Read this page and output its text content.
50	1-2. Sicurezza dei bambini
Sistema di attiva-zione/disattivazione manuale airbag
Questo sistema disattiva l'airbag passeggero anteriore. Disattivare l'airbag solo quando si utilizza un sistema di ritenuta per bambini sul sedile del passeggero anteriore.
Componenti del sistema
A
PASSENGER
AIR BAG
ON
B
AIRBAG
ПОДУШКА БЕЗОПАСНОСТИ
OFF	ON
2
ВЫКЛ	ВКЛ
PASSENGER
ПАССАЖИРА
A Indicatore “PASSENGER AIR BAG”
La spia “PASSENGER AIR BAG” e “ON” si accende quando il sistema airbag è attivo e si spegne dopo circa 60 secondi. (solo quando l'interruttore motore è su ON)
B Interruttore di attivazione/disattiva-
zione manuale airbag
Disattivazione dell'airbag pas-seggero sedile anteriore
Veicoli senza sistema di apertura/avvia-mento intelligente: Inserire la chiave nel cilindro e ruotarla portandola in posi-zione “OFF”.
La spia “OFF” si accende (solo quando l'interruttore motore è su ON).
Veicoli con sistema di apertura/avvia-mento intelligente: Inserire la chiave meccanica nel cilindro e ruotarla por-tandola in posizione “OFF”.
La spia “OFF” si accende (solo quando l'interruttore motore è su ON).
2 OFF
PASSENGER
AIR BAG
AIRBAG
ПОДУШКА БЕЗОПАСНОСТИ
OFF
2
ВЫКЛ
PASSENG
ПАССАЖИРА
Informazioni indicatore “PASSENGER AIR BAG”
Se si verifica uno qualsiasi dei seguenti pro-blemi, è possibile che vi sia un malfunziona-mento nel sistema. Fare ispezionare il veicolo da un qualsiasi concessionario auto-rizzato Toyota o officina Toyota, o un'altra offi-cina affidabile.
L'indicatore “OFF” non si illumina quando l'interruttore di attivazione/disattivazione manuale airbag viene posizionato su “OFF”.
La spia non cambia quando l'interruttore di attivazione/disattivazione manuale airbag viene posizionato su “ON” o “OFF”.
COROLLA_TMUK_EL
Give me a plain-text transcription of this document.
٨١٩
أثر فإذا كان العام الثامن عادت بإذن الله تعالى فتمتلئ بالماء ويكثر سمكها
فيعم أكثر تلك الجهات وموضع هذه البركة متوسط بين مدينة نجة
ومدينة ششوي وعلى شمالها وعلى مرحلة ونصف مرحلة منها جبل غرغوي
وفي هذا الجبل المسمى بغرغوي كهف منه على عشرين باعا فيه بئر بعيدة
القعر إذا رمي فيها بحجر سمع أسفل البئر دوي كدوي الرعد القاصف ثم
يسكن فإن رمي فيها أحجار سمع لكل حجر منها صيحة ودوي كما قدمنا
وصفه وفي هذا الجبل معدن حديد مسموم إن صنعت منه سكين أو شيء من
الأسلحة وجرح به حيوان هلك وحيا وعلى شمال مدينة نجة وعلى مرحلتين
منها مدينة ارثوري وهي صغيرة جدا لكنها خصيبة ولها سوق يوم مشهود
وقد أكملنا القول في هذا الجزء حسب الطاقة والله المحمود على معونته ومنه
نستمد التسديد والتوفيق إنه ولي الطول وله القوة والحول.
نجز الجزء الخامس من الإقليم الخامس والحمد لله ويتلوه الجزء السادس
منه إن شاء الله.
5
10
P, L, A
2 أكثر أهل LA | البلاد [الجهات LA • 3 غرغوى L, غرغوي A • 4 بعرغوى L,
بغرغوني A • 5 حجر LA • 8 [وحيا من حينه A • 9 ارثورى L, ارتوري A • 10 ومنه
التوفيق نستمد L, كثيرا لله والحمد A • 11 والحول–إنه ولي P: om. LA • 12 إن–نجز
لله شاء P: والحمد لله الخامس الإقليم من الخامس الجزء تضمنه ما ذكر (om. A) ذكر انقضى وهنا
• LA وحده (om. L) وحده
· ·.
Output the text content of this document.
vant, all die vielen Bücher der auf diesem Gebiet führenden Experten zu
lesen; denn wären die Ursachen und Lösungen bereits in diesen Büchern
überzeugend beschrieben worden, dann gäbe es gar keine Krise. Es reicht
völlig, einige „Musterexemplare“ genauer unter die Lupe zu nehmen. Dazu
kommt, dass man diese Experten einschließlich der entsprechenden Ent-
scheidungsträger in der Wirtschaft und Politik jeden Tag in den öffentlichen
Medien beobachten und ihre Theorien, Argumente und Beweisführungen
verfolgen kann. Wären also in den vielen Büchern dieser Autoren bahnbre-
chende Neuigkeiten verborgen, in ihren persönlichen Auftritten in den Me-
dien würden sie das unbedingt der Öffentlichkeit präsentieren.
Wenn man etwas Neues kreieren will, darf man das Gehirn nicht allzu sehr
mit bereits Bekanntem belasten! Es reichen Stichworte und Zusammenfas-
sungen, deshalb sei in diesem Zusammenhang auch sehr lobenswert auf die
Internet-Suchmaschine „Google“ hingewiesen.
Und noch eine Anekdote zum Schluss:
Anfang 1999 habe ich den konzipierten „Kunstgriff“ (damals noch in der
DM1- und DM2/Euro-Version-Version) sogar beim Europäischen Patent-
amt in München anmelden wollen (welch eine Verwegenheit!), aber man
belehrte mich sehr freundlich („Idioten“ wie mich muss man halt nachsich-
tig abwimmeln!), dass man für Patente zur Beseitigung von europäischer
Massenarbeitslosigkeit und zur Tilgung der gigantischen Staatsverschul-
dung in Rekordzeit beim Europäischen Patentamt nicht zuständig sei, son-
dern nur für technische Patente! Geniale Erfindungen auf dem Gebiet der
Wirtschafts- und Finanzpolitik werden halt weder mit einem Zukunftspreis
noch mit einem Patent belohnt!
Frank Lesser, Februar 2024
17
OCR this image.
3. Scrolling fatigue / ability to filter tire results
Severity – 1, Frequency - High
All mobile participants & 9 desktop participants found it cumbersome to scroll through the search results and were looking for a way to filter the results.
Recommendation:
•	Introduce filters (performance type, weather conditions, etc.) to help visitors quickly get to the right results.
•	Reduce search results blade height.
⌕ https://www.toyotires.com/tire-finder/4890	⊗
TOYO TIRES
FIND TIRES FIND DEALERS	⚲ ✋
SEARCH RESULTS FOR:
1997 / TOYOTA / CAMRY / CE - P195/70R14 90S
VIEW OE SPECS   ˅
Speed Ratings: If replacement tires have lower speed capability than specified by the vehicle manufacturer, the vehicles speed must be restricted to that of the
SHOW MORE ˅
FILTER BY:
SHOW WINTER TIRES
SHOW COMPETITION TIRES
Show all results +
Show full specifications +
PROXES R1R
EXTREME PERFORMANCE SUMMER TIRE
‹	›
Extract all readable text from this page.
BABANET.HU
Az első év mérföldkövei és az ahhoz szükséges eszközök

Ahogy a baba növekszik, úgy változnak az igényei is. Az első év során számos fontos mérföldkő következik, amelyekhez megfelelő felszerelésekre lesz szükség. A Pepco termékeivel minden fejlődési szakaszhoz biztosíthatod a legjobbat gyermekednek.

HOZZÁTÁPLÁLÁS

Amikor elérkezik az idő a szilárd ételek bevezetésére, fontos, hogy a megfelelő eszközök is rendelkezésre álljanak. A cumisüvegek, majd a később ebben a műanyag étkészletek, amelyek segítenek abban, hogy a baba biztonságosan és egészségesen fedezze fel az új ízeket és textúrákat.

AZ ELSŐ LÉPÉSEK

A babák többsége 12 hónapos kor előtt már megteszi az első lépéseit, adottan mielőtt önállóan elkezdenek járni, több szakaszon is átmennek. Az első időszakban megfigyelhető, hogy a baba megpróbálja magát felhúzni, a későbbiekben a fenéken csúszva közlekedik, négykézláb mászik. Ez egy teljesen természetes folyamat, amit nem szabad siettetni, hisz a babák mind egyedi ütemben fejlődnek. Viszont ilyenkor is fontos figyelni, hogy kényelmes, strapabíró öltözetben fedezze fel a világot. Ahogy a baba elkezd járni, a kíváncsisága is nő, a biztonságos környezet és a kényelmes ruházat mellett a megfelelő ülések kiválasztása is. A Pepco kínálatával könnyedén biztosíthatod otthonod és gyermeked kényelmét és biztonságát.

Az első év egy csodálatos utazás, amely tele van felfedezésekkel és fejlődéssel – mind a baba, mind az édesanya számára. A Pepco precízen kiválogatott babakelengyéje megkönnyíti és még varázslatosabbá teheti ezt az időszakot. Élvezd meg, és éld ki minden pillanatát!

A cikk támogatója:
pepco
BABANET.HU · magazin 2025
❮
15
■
+ + + + + + +
**Description of the task:** In the entries above, find each line with the word "apertura" and copy it.

**Output of the task:**
Veicoli senza sistema di apertura/avvia-mento intelligente: Inserire la chiave nel cilindro e ruotarla portandola in posi-zione “OFF”.
Veicoli con sistema di apertura/avvia-mento intelligente: Inserire la chiave meccanica nel cilindro e ruotarla por-tandola in posizione “OFF”.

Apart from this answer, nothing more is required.